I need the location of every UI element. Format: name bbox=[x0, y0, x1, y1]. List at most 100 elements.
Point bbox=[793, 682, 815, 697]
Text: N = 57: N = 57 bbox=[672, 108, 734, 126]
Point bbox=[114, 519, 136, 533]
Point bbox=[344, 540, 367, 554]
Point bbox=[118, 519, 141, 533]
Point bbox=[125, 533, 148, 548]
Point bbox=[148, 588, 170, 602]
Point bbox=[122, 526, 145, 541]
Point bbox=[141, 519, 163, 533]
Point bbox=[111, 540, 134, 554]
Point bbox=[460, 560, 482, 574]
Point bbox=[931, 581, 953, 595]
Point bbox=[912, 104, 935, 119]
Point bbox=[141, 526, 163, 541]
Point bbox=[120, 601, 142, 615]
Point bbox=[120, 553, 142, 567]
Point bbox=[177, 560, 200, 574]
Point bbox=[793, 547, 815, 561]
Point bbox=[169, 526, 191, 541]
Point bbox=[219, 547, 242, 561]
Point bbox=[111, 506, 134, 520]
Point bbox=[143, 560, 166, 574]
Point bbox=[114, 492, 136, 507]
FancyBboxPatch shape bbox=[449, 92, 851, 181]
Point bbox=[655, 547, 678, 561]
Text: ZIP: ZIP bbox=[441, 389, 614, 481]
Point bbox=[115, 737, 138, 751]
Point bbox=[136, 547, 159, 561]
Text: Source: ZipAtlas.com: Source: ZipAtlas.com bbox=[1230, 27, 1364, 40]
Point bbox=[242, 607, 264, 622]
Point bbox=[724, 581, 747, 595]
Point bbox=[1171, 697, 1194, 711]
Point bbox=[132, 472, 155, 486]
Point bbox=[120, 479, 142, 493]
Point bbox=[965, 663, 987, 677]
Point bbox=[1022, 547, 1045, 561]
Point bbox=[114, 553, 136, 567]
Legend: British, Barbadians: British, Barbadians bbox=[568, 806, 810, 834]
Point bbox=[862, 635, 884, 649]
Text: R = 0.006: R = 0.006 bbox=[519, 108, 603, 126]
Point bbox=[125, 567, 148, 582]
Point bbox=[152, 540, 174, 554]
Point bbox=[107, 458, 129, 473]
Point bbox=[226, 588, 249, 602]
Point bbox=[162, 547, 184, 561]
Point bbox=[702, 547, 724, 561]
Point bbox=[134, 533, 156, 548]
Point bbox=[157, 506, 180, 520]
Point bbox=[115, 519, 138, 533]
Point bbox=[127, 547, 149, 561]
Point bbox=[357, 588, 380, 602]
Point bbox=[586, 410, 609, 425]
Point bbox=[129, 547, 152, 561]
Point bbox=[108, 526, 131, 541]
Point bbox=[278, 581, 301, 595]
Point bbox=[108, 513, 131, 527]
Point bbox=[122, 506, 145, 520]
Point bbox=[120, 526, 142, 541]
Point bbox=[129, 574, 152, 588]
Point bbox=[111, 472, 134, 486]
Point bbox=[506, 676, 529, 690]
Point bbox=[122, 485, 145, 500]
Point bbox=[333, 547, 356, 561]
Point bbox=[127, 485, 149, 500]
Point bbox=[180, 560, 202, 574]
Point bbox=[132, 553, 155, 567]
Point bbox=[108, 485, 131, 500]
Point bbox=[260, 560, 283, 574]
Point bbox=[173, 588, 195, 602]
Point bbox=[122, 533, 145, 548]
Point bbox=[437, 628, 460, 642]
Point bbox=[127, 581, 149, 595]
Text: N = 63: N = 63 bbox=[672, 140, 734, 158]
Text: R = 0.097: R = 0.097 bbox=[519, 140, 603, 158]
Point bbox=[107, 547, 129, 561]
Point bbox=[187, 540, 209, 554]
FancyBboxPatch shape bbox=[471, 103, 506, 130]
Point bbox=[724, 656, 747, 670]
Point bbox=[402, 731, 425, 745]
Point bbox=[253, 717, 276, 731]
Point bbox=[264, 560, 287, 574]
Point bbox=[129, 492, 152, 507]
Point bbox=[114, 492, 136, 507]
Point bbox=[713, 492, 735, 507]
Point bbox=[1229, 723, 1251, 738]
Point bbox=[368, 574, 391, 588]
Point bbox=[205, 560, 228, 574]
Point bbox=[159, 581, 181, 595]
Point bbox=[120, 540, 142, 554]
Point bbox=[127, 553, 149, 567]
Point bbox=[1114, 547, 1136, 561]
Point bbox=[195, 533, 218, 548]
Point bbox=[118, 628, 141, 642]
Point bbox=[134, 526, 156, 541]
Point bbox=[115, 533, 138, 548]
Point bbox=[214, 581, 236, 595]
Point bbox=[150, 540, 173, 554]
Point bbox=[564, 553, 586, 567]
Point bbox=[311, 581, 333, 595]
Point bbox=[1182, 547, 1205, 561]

**Problem requirements**
Gather each line in the records above that contains the string "FancyBboxPatch", and copy those lines out in full. Match the string with its case exactly as given.

**The answer**
FancyBboxPatch shape bbox=[449, 92, 851, 181]
FancyBboxPatch shape bbox=[471, 103, 506, 130]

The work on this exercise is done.